» **BRIEF**
Go through the entries one line at a time, and gather every line that has the word "Semantic".

» **RECORDED DATA**
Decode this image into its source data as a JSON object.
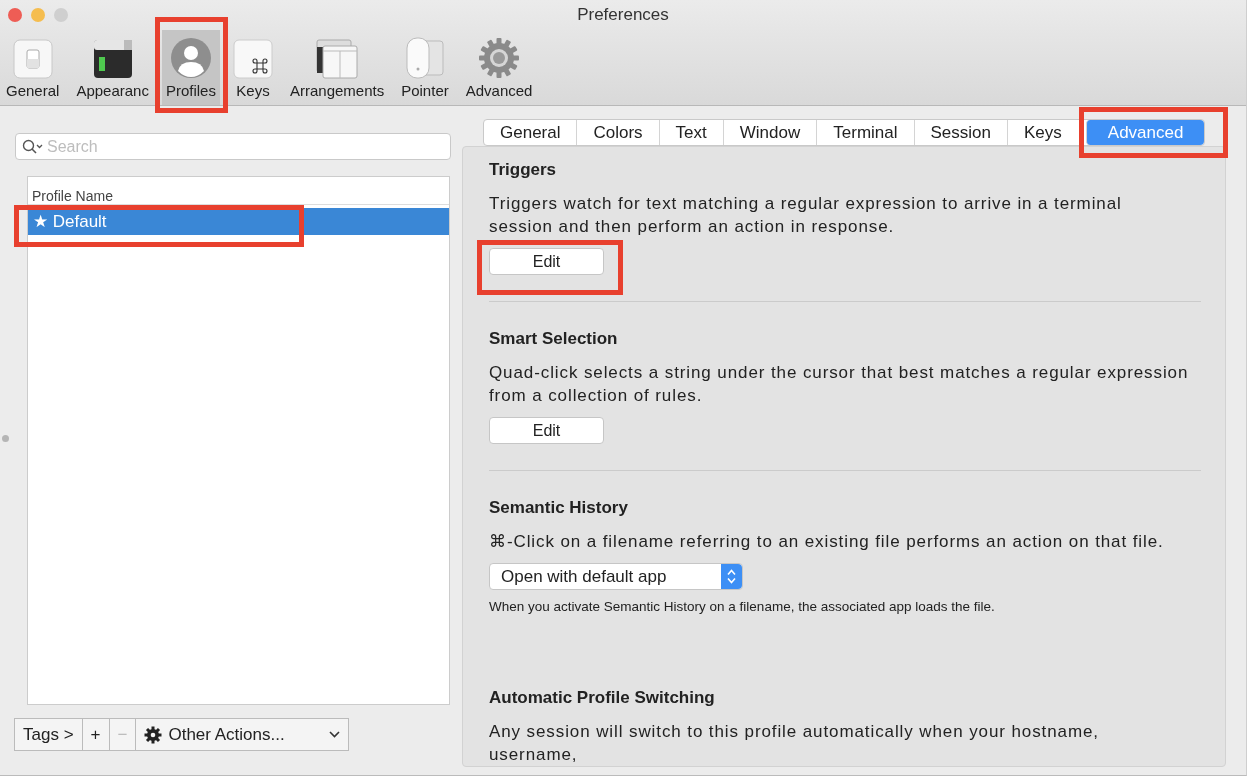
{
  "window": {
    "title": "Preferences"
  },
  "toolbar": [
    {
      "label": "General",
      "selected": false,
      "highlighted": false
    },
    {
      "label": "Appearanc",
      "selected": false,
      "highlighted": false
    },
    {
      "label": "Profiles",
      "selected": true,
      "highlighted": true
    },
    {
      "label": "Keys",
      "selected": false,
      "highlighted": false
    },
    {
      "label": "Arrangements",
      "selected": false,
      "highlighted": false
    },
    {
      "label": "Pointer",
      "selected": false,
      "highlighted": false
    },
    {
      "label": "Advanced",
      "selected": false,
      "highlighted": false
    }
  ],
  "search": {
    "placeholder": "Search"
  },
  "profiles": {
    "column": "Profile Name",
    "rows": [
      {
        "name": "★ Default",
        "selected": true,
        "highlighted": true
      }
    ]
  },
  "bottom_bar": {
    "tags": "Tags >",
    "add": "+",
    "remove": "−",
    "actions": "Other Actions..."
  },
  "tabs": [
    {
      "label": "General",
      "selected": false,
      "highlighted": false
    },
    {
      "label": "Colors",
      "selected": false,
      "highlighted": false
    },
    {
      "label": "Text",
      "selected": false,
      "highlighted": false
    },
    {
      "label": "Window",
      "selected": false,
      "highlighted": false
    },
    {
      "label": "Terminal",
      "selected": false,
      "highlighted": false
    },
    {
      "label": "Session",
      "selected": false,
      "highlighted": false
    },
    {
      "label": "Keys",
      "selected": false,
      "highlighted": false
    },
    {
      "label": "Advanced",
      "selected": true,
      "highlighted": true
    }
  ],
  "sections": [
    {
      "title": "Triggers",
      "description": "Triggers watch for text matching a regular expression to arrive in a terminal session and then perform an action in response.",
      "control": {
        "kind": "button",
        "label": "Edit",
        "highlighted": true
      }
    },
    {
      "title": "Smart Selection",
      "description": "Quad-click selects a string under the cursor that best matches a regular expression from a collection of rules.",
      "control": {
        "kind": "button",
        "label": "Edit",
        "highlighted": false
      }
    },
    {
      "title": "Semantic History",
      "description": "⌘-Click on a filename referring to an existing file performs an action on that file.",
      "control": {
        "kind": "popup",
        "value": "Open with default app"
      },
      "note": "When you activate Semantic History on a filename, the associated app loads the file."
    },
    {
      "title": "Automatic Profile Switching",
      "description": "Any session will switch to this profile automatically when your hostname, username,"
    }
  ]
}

» **THE RESPONSE**
      "title": "Semantic History",
      "note": "When you activate Semantic History on a filename, the associated app loads the file."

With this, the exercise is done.